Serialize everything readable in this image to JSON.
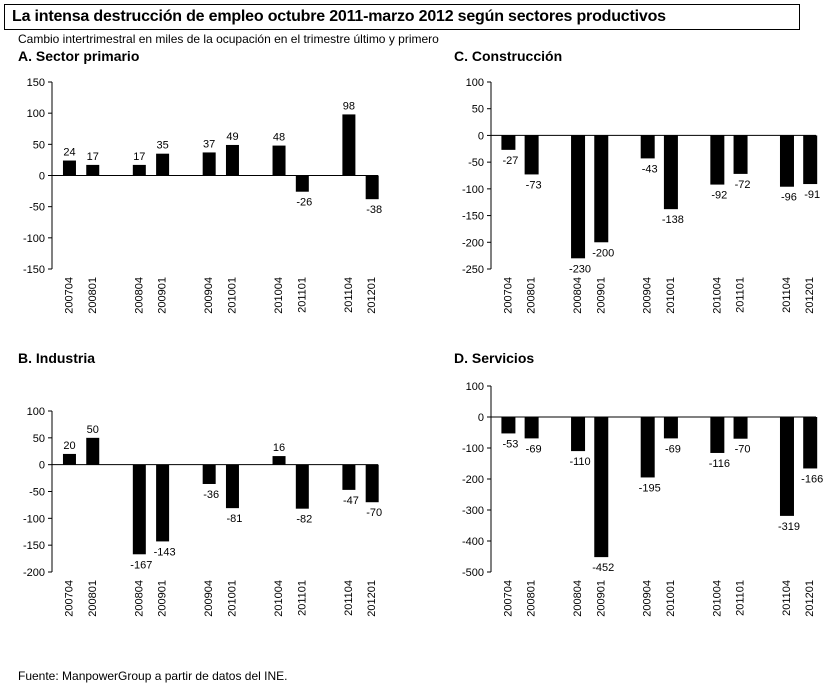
{
  "header": {
    "title": "La intensa destrucción de empleo octubre 2011-marzo 2012 según sectores productivos",
    "subtitle": "Cambio intertrimestral en miles de la ocupación en el trimestre último y primero"
  },
  "footer": {
    "source": "Fuente: ManpowerGroup a partir de datos del INE."
  },
  "colors": {
    "bar": "#000000",
    "axis": "#000000"
  },
  "chart_data": [
    {
      "type": "bar",
      "title": "A. Sector primario",
      "categories": [
        "200704",
        "200801",
        "200804",
        "200901",
        "200904",
        "201001",
        "201004",
        "201101",
        "201104",
        "201201"
      ],
      "values": [
        24,
        17,
        17,
        35,
        37,
        49,
        48,
        -26,
        98,
        -38
      ],
      "value_labels": [
        "24",
        "17",
        "17",
        "35",
        "37",
        "49",
        "48",
        "-26",
        "98",
        "-38"
      ],
      "ylim": [
        -150,
        150
      ],
      "yticks": [
        150,
        100,
        50,
        0,
        -50,
        -100,
        -150
      ],
      "grid": false,
      "legend": "none"
    },
    {
      "type": "bar",
      "title": "C. Construcción",
      "categories": [
        "200704",
        "200801",
        "200804",
        "200901",
        "200904",
        "201001",
        "201004",
        "201101",
        "201104",
        "201201"
      ],
      "values": [
        -27,
        -73,
        -230,
        -200,
        -43,
        -138,
        -92,
        -72,
        -96,
        -91
      ],
      "value_labels": [
        "-27",
        "-73",
        "-230",
        "-200",
        "-43",
        "-138",
        "-92",
        "-72",
        "-96",
        "-91"
      ],
      "ylim": [
        -250,
        100
      ],
      "yticks": [
        100,
        50,
        0,
        -50,
        -100,
        -150,
        -200,
        -250
      ],
      "grid": false,
      "legend": "none"
    },
    {
      "type": "bar",
      "title": "B. Industria",
      "categories": [
        "200704",
        "200801",
        "200804",
        "200901",
        "200904",
        "201001",
        "201004",
        "201101",
        "201104",
        "201201"
      ],
      "values": [
        20,
        50,
        -167,
        -143,
        -36,
        -81,
        16,
        -82,
        -47,
        -70
      ],
      "value_labels": [
        "20",
        "50",
        "-167",
        "-143",
        "-36",
        "-81",
        "16",
        "-82",
        "-47",
        "-70"
      ],
      "ylim": [
        -200,
        100
      ],
      "yticks": [
        100,
        50,
        0,
        -50,
        -100,
        -150,
        -200
      ],
      "grid": false,
      "legend": "none"
    },
    {
      "type": "bar",
      "title": "D. Servicios",
      "categories": [
        "200704",
        "200801",
        "200804",
        "200901",
        "200904",
        "201001",
        "201004",
        "201101",
        "201104",
        "201201"
      ],
      "values": [
        -53,
        -69,
        -110,
        -452,
        -195,
        -69,
        -116,
        -70,
        -319,
        -166
      ],
      "value_labels": [
        "-53",
        "-69",
        "-110",
        "-452",
        "-195",
        "-69",
        "-116",
        "-70",
        "-319",
        "-166"
      ],
      "ylim": [
        -500,
        100
      ],
      "yticks": [
        100,
        0,
        -100,
        -200,
        -300,
        -400,
        -500
      ],
      "grid": false,
      "legend": "none"
    }
  ]
}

◆ ◆ ◆ ◆ ◆ ◆ ◆

Omit the pictures and output all of the other material exactly.

Serialize everything readable in this image to JSON.
{
  "header": {
    "title": "La intensa destrucción de empleo octubre 2011-marzo 2012 según sectores productivos",
    "subtitle": "Cambio intertrimestral en miles de la ocupación en el trimestre último y primero"
  },
  "footer": {
    "source": "Fuente: ManpowerGroup a partir de datos del INE."
  },
  "colors": {
    "bar": "#000000",
    "axis": "#000000"
  },
  "chart_data": [
    {
      "type": "bar",
      "title": "A. Sector primario",
      "categories": [
        "200704",
        "200801",
        "200804",
        "200901",
        "200904",
        "201001",
        "201004",
        "201101",
        "201104",
        "201201"
      ],
      "values": [
        24,
        17,
        17,
        35,
        37,
        49,
        48,
        -26,
        98,
        -38
      ],
      "value_labels": [
        "24",
        "17",
        "17",
        "35",
        "37",
        "49",
        "48",
        "-26",
        "98",
        "-38"
      ],
      "ylim": [
        -150,
        150
      ],
      "yticks": [
        150,
        100,
        50,
        0,
        -50,
        -100,
        -150
      ],
      "grid": false,
      "legend": "none"
    },
    {
      "type": "bar",
      "title": "C. Construcción",
      "categories": [
        "200704",
        "200801",
        "200804",
        "200901",
        "200904",
        "201001",
        "201004",
        "201101",
        "201104",
        "201201"
      ],
      "values": [
        -27,
        -73,
        -230,
        -200,
        -43,
        -138,
        -92,
        -72,
        -96,
        -91
      ],
      "value_labels": [
        "-27",
        "-73",
        "-230",
        "-200",
        "-43",
        "-138",
        "-92",
        "-72",
        "-96",
        "-91"
      ],
      "ylim": [
        -250,
        100
      ],
      "yticks": [
        100,
        50,
        0,
        -50,
        -100,
        -150,
        -200,
        -250
      ],
      "grid": false,
      "legend": "none"
    },
    {
      "type": "bar",
      "title": "B. Industria",
      "categories": [
        "200704",
        "200801",
        "200804",
        "200901",
        "200904",
        "201001",
        "201004",
        "201101",
        "201104",
        "201201"
      ],
      "values": [
        20,
        50,
        -167,
        -143,
        -36,
        -81,
        16,
        -82,
        -47,
        -70
      ],
      "value_labels": [
        "20",
        "50",
        "-167",
        "-143",
        "-36",
        "-81",
        "16",
        "-82",
        "-47",
        "-70"
      ],
      "ylim": [
        -200,
        100
      ],
      "yticks": [
        100,
        50,
        0,
        -50,
        -100,
        -150,
        -200
      ],
      "grid": false,
      "legend": "none"
    },
    {
      "type": "bar",
      "title": "D. Servicios",
      "categories": [
        "200704",
        "200801",
        "200804",
        "200901",
        "200904",
        "201001",
        "201004",
        "201101",
        "201104",
        "201201"
      ],
      "values": [
        -53,
        -69,
        -110,
        -452,
        -195,
        -69,
        -116,
        -70,
        -319,
        -166
      ],
      "value_labels": [
        "-53",
        "-69",
        "-110",
        "-452",
        "-195",
        "-69",
        "-116",
        "-70",
        "-319",
        "-166"
      ],
      "ylim": [
        -500,
        100
      ],
      "yticks": [
        100,
        0,
        -100,
        -200,
        -300,
        -400,
        -500
      ],
      "grid": false,
      "legend": "none"
    }
  ]
}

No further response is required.